-- start of SUPPLIED RECORDS --
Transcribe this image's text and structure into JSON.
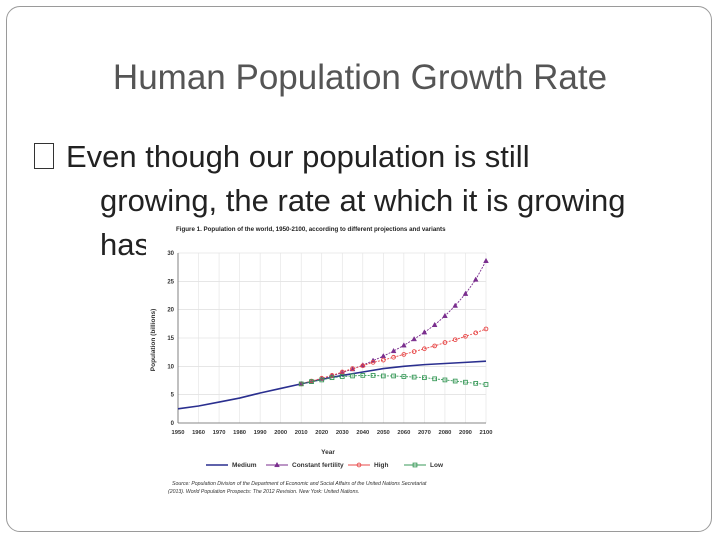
{
  "slide": {
    "title": "Human Population Growth Rate",
    "bullet_line1": "Even though our population is still",
    "bullet_line2": "growing, the rate at which it is growing",
    "bullet_line3": "has s"
  },
  "chart_data": {
    "type": "line",
    "title": "Figure 1.  Population of the world, 1950-2100, according to different projections and variants",
    "xlabel": "Year",
    "ylabel": "Population (billions)",
    "xlim": [
      1950,
      2100
    ],
    "ylim": [
      0,
      30
    ],
    "xticks": [
      "1950",
      "1960",
      "1970",
      "1980",
      "1990",
      "2000",
      "2010",
      "2020",
      "2030",
      "2040",
      "2050",
      "2060",
      "2070",
      "2080",
      "2090",
      "2100"
    ],
    "yticks": [
      "0",
      "5",
      "10",
      "15",
      "20",
      "25",
      "30"
    ],
    "legend_position": "bottom",
    "series": [
      {
        "name": "Medium",
        "color": "#2a2f8f",
        "marker": "none",
        "x": [
          1950,
          1960,
          1970,
          1980,
          1990,
          2000,
          2010,
          2020,
          2030,
          2040,
          2050,
          2060,
          2070,
          2080,
          2090,
          2100
        ],
        "y": [
          2.5,
          3.0,
          3.7,
          4.4,
          5.3,
          6.1,
          6.9,
          7.7,
          8.4,
          9.0,
          9.6,
          10.0,
          10.3,
          10.5,
          10.7,
          10.9
        ]
      },
      {
        "name": "Constant fertility",
        "color": "#7a2e8e",
        "marker": "triangle",
        "x": [
          2010,
          2015,
          2020,
          2025,
          2030,
          2035,
          2040,
          2045,
          2050,
          2055,
          2060,
          2065,
          2070,
          2075,
          2080,
          2085,
          2090,
          2095,
          2100
        ],
        "y": [
          6.9,
          7.3,
          7.8,
          8.3,
          8.9,
          9.5,
          10.2,
          11.0,
          11.8,
          12.7,
          13.7,
          14.8,
          16.0,
          17.3,
          18.9,
          20.7,
          22.8,
          25.3,
          28.6
        ]
      },
      {
        "name": "High",
        "color": "#e84a4a",
        "marker": "circle",
        "x": [
          2010,
          2015,
          2020,
          2025,
          2030,
          2035,
          2040,
          2045,
          2050,
          2055,
          2060,
          2065,
          2070,
          2075,
          2080,
          2085,
          2090,
          2095,
          2100
        ],
        "y": [
          6.9,
          7.4,
          7.9,
          8.4,
          9.0,
          9.6,
          10.1,
          10.7,
          11.1,
          11.6,
          12.1,
          12.6,
          13.1,
          13.6,
          14.2,
          14.7,
          15.3,
          15.9,
          16.6
        ]
      },
      {
        "name": "Low",
        "color": "#3a9a5a",
        "marker": "square",
        "x": [
          2010,
          2015,
          2020,
          2025,
          2030,
          2035,
          2040,
          2045,
          2050,
          2055,
          2060,
          2065,
          2070,
          2075,
          2080,
          2085,
          2090,
          2095,
          2100
        ],
        "y": [
          6.9,
          7.3,
          7.6,
          8.0,
          8.2,
          8.3,
          8.4,
          8.4,
          8.3,
          8.3,
          8.2,
          8.1,
          8.0,
          7.8,
          7.6,
          7.4,
          7.2,
          7.0,
          6.8
        ]
      }
    ],
    "source_line1": "Source:  Population Division of the Department of Economic and Social Affairs of the United Nations Secretariat",
    "source_line2": "(2013). World Population Prospects: The 2012 Revision. New York: United Nations."
  }
}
-- end of SUPPLIED RECORDS --
Retype everything in the material word for word, minus pictures.

FINAL RESULT:
Transcribe this image's text and structure into JSON.
{
  "slide": {
    "title": "Human Population Growth Rate",
    "bullet_line1": "Even though our population is still",
    "bullet_line2": "growing, the rate at which it is growing",
    "bullet_line3": "has s"
  },
  "chart_data": {
    "type": "line",
    "title": "Figure 1.  Population of the world, 1950-2100, according to different projections and variants",
    "xlabel": "Year",
    "ylabel": "Population (billions)",
    "xlim": [
      1950,
      2100
    ],
    "ylim": [
      0,
      30
    ],
    "xticks": [
      "1950",
      "1960",
      "1970",
      "1980",
      "1990",
      "2000",
      "2010",
      "2020",
      "2030",
      "2040",
      "2050",
      "2060",
      "2070",
      "2080",
      "2090",
      "2100"
    ],
    "yticks": [
      "0",
      "5",
      "10",
      "15",
      "20",
      "25",
      "30"
    ],
    "legend_position": "bottom",
    "series": [
      {
        "name": "Medium",
        "color": "#2a2f8f",
        "marker": "none",
        "x": [
          1950,
          1960,
          1970,
          1980,
          1990,
          2000,
          2010,
          2020,
          2030,
          2040,
          2050,
          2060,
          2070,
          2080,
          2090,
          2100
        ],
        "y": [
          2.5,
          3.0,
          3.7,
          4.4,
          5.3,
          6.1,
          6.9,
          7.7,
          8.4,
          9.0,
          9.6,
          10.0,
          10.3,
          10.5,
          10.7,
          10.9
        ]
      },
      {
        "name": "Constant fertility",
        "color": "#7a2e8e",
        "marker": "triangle",
        "x": [
          2010,
          2015,
          2020,
          2025,
          2030,
          2035,
          2040,
          2045,
          2050,
          2055,
          2060,
          2065,
          2070,
          2075,
          2080,
          2085,
          2090,
          2095,
          2100
        ],
        "y": [
          6.9,
          7.3,
          7.8,
          8.3,
          8.9,
          9.5,
          10.2,
          11.0,
          11.8,
          12.7,
          13.7,
          14.8,
          16.0,
          17.3,
          18.9,
          20.7,
          22.8,
          25.3,
          28.6
        ]
      },
      {
        "name": "High",
        "color": "#e84a4a",
        "marker": "circle",
        "x": [
          2010,
          2015,
          2020,
          2025,
          2030,
          2035,
          2040,
          2045,
          2050,
          2055,
          2060,
          2065,
          2070,
          2075,
          2080,
          2085,
          2090,
          2095,
          2100
        ],
        "y": [
          6.9,
          7.4,
          7.9,
          8.4,
          9.0,
          9.6,
          10.1,
          10.7,
          11.1,
          11.6,
          12.1,
          12.6,
          13.1,
          13.6,
          14.2,
          14.7,
          15.3,
          15.9,
          16.6
        ]
      },
      {
        "name": "Low",
        "color": "#3a9a5a",
        "marker": "square",
        "x": [
          2010,
          2015,
          2020,
          2025,
          2030,
          2035,
          2040,
          2045,
          2050,
          2055,
          2060,
          2065,
          2070,
          2075,
          2080,
          2085,
          2090,
          2095,
          2100
        ],
        "y": [
          6.9,
          7.3,
          7.6,
          8.0,
          8.2,
          8.3,
          8.4,
          8.4,
          8.3,
          8.3,
          8.2,
          8.1,
          8.0,
          7.8,
          7.6,
          7.4,
          7.2,
          7.0,
          6.8
        ]
      }
    ],
    "source_line1": "Source:  Population Division of the Department of Economic and Social Affairs of the United Nations Secretariat",
    "source_line2": "(2013). World Population Prospects: The 2012 Revision. New York: United Nations."
  }
}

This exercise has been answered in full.